# Listing start

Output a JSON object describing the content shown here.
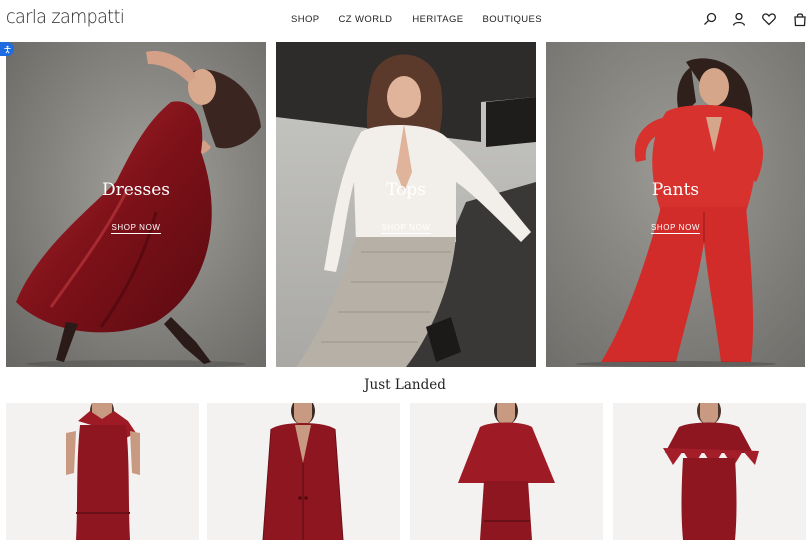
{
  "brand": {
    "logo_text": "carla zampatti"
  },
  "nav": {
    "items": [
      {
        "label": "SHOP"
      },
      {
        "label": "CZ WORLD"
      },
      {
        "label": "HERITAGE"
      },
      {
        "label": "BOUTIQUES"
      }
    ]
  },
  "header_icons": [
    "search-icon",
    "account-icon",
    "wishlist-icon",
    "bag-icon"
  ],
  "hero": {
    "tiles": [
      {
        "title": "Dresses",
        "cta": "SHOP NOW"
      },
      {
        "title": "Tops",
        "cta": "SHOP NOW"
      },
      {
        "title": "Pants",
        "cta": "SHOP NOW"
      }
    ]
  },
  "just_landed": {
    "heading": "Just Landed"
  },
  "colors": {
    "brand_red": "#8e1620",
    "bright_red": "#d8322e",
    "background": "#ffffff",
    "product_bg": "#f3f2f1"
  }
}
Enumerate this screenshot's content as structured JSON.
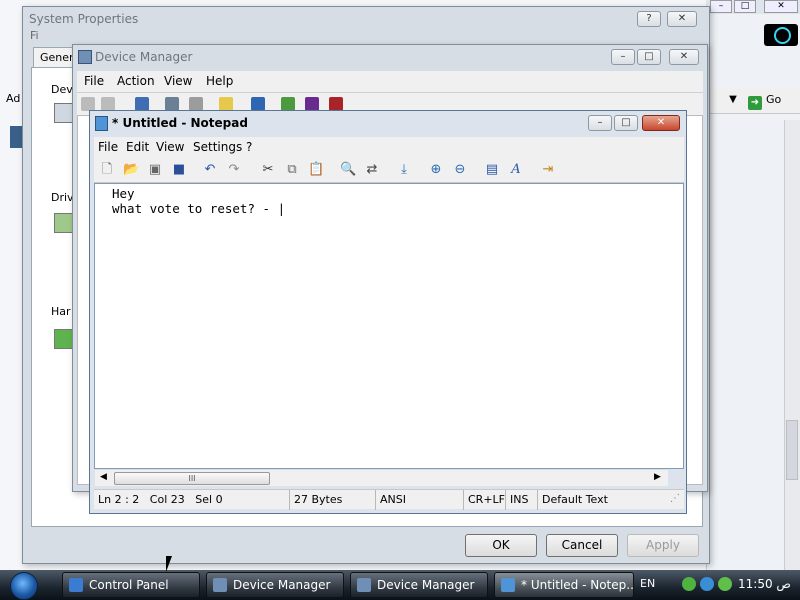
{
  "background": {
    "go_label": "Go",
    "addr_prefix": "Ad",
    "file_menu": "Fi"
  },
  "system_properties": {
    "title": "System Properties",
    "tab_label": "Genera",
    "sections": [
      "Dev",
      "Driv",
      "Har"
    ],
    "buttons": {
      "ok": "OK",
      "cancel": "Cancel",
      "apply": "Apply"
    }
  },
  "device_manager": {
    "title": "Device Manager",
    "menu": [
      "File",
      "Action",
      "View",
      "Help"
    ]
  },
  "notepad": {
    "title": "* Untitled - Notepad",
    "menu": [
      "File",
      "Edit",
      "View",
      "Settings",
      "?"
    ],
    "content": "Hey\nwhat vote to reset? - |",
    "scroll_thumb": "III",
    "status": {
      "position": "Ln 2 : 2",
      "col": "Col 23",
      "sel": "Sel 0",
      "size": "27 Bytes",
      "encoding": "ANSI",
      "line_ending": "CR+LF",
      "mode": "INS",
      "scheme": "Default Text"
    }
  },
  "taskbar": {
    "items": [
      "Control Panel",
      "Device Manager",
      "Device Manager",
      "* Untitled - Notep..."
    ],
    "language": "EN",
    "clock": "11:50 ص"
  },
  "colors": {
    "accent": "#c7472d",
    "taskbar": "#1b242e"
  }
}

# Listing end
# Listing start

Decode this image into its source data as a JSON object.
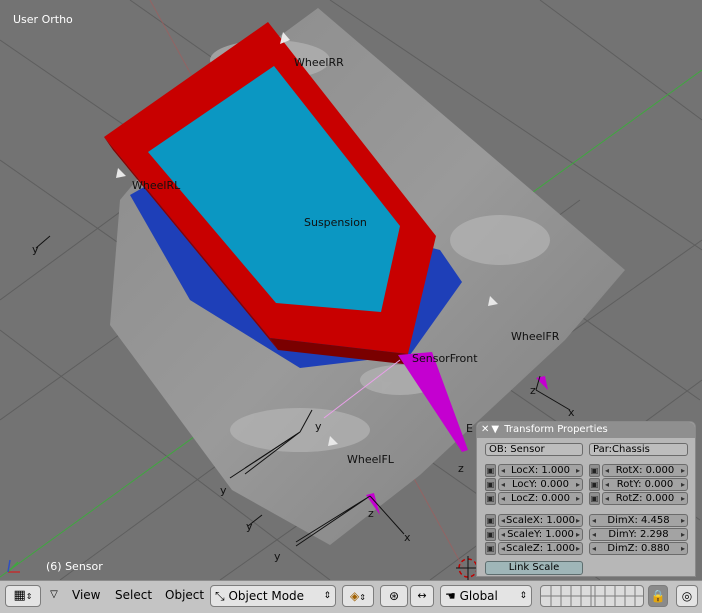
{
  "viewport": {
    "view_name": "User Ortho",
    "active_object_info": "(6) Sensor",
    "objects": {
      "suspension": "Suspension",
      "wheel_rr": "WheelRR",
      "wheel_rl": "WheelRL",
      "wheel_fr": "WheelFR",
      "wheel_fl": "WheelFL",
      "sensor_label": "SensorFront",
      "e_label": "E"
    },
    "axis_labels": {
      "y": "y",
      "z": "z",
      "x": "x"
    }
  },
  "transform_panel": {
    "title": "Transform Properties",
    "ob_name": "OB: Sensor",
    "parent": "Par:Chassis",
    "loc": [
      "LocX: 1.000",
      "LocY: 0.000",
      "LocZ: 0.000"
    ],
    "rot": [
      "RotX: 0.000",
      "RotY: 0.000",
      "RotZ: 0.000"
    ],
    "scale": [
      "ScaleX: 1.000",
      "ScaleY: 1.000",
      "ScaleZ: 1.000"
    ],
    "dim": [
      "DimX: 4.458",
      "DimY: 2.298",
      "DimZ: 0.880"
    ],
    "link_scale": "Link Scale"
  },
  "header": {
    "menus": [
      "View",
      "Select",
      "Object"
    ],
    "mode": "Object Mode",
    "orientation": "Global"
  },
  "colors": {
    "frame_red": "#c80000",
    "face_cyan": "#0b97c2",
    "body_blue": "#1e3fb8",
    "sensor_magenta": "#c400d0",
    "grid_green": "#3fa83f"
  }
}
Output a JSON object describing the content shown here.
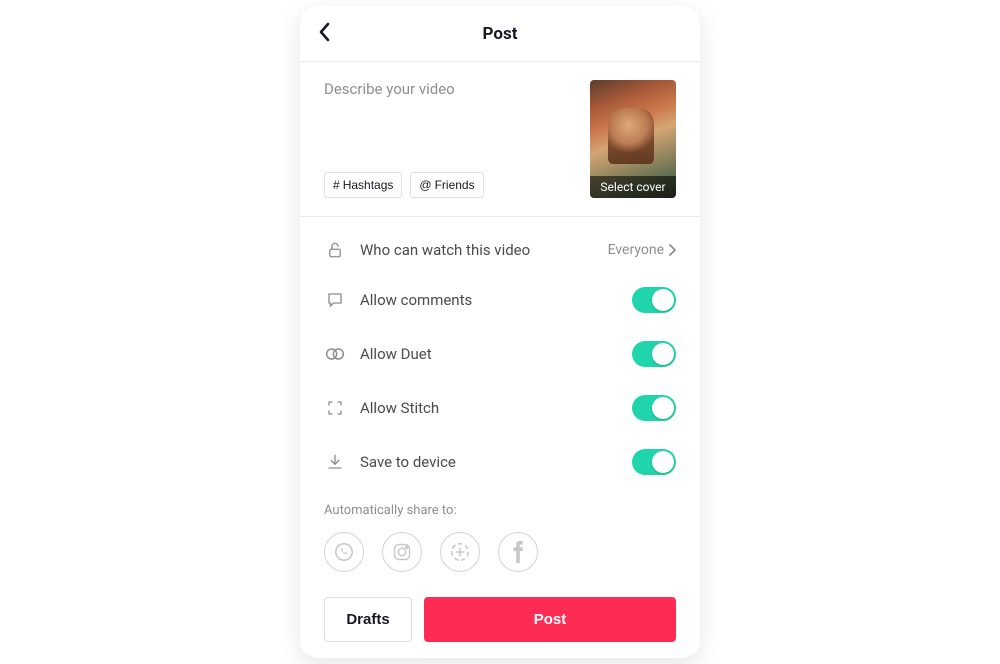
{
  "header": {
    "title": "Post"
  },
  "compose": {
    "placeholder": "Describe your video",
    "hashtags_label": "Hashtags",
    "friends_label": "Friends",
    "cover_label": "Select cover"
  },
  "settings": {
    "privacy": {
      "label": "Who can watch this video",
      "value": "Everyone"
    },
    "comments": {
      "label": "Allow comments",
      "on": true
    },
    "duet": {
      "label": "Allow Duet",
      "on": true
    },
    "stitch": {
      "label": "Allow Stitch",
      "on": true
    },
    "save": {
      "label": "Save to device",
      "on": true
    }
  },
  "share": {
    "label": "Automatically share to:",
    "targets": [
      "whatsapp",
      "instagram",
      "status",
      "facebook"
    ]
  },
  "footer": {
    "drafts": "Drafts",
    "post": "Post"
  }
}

# Listing end

Problem to work on :: What is the number of lines in the listing that contain the string "this"? Reply with that number alone.

Completed task :: 3